-- RECORD EXTRACTS start --

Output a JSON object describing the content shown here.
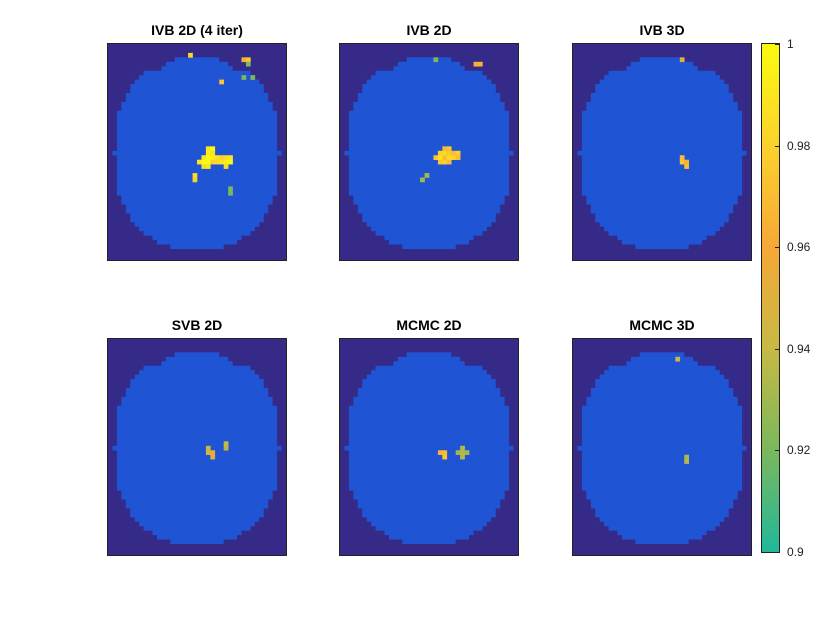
{
  "colors": {
    "background_region": "#352a87",
    "brain": "#1f55d4",
    "colormap": [
      "#21b79c",
      "#7ab85c",
      "#c7b944",
      "#f6a837",
      "#fbd12d",
      "#f9fb0e"
    ]
  },
  "chart_data": {
    "type": "heatmap",
    "layout": "2x3 grid",
    "colorbar": {
      "clim": [
        0.9,
        1
      ],
      "ticks": [
        "1",
        "0.98",
        "0.96",
        "0.94",
        "0.92",
        "0.9"
      ],
      "location": "right"
    },
    "panels": [
      {
        "title": "IVB 2D (4 iter)",
        "hotspots": [
          {
            "c": 22,
            "r": 23,
            "v": 0.99
          },
          {
            "c": 23,
            "r": 23,
            "v": 1.0
          },
          {
            "c": 22,
            "r": 24,
            "v": 0.995
          },
          {
            "c": 23,
            "r": 24,
            "v": 0.99
          },
          {
            "c": 21,
            "r": 25,
            "v": 0.99
          },
          {
            "c": 22,
            "r": 25,
            "v": 1.0
          },
          {
            "c": 23,
            "r": 25,
            "v": 0.995
          },
          {
            "c": 24,
            "r": 25,
            "v": 0.99
          },
          {
            "c": 25,
            "r": 25,
            "v": 0.98
          },
          {
            "c": 26,
            "r": 25,
            "v": 0.985
          },
          {
            "c": 27,
            "r": 25,
            "v": 0.99
          },
          {
            "c": 20,
            "r": 26,
            "v": 0.99
          },
          {
            "c": 21,
            "r": 26,
            "v": 1.0
          },
          {
            "c": 22,
            "r": 26,
            "v": 1.0
          },
          {
            "c": 23,
            "r": 26,
            "v": 0.98
          },
          {
            "c": 24,
            "r": 26,
            "v": 0.985
          },
          {
            "c": 25,
            "r": 26,
            "v": 0.99
          },
          {
            "c": 26,
            "r": 26,
            "v": 0.995
          },
          {
            "c": 27,
            "r": 26,
            "v": 1.0
          },
          {
            "c": 21,
            "r": 27,
            "v": 0.985
          },
          {
            "c": 22,
            "r": 27,
            "v": 0.99
          },
          {
            "c": 26,
            "r": 27,
            "v": 0.985
          },
          {
            "c": 19,
            "r": 29,
            "v": 0.985
          },
          {
            "c": 19,
            "r": 30,
            "v": 0.98
          },
          {
            "c": 27,
            "r": 32,
            "v": 0.92
          },
          {
            "c": 27,
            "r": 33,
            "v": 0.92
          },
          {
            "c": 18,
            "r": 2,
            "v": 0.985
          },
          {
            "c": 30,
            "r": 3,
            "v": 0.965
          },
          {
            "c": 31,
            "r": 3,
            "v": 0.975
          },
          {
            "c": 31,
            "r": 4,
            "v": 0.92
          },
          {
            "c": 30,
            "r": 7,
            "v": 0.92
          },
          {
            "c": 32,
            "r": 7,
            "v": 0.92
          },
          {
            "c": 25,
            "r": 8,
            "v": 0.975
          }
        ]
      },
      {
        "title": "IVB 2D",
        "hotspots": [
          {
            "c": 23,
            "r": 23,
            "v": 0.97
          },
          {
            "c": 24,
            "r": 23,
            "v": 0.975
          },
          {
            "c": 22,
            "r": 24,
            "v": 0.98
          },
          {
            "c": 23,
            "r": 24,
            "v": 0.985
          },
          {
            "c": 24,
            "r": 24,
            "v": 0.975
          },
          {
            "c": 25,
            "r": 24,
            "v": 0.97
          },
          {
            "c": 26,
            "r": 24,
            "v": 0.98
          },
          {
            "c": 21,
            "r": 25,
            "v": 0.975
          },
          {
            "c": 22,
            "r": 25,
            "v": 0.99
          },
          {
            "c": 23,
            "r": 25,
            "v": 0.97
          },
          {
            "c": 24,
            "r": 25,
            "v": 0.985
          },
          {
            "c": 25,
            "r": 25,
            "v": 0.98
          },
          {
            "c": 26,
            "r": 25,
            "v": 0.97
          },
          {
            "c": 22,
            "r": 26,
            "v": 0.975
          },
          {
            "c": 23,
            "r": 26,
            "v": 0.98
          },
          {
            "c": 24,
            "r": 26,
            "v": 0.97
          },
          {
            "c": 19,
            "r": 29,
            "v": 0.93
          },
          {
            "c": 18,
            "r": 30,
            "v": 0.93
          },
          {
            "c": 21,
            "r": 3,
            "v": 0.92
          },
          {
            "c": 30,
            "r": 4,
            "v": 0.965
          },
          {
            "c": 31,
            "r": 4,
            "v": 0.965
          }
        ]
      },
      {
        "title": "IVB 3D",
        "hotspots": [
          {
            "c": 24,
            "r": 25,
            "v": 0.97
          },
          {
            "c": 24,
            "r": 26,
            "v": 0.975
          },
          {
            "c": 25,
            "r": 26,
            "v": 0.965
          },
          {
            "c": 25,
            "r": 27,
            "v": 0.97
          },
          {
            "c": 24,
            "r": 3,
            "v": 0.95
          }
        ]
      },
      {
        "title": "SVB 2D",
        "hotspots": [
          {
            "c": 22,
            "r": 24,
            "v": 0.94
          },
          {
            "c": 22,
            "r": 25,
            "v": 0.945
          },
          {
            "c": 23,
            "r": 25,
            "v": 0.96
          },
          {
            "c": 23,
            "r": 26,
            "v": 0.95
          },
          {
            "c": 26,
            "r": 23,
            "v": 0.94
          },
          {
            "c": 26,
            "r": 24,
            "v": 0.935
          }
        ]
      },
      {
        "title": "MCMC 2D",
        "hotspots": [
          {
            "c": 22,
            "r": 25,
            "v": 0.965
          },
          {
            "c": 23,
            "r": 25,
            "v": 0.97
          },
          {
            "c": 23,
            "r": 26,
            "v": 0.975
          },
          {
            "c": 27,
            "r": 24,
            "v": 0.935
          },
          {
            "c": 26,
            "r": 25,
            "v": 0.93
          },
          {
            "c": 27,
            "r": 25,
            "v": 0.935
          },
          {
            "c": 28,
            "r": 25,
            "v": 0.93
          },
          {
            "c": 27,
            "r": 26,
            "v": 0.935
          }
        ]
      },
      {
        "title": "MCMC 3D",
        "hotspots": [
          {
            "c": 23,
            "r": 4,
            "v": 0.94
          },
          {
            "c": 25,
            "r": 26,
            "v": 0.93
          },
          {
            "c": 25,
            "r": 27,
            "v": 0.935
          }
        ]
      }
    ]
  }
}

-- RECORD EXTRACTS end --

- _EXERCISE AIM_
Among the entries above, how many lines hold the string "title"? Respond with nothing but the number.

- _EXERCISE ANSWER_
6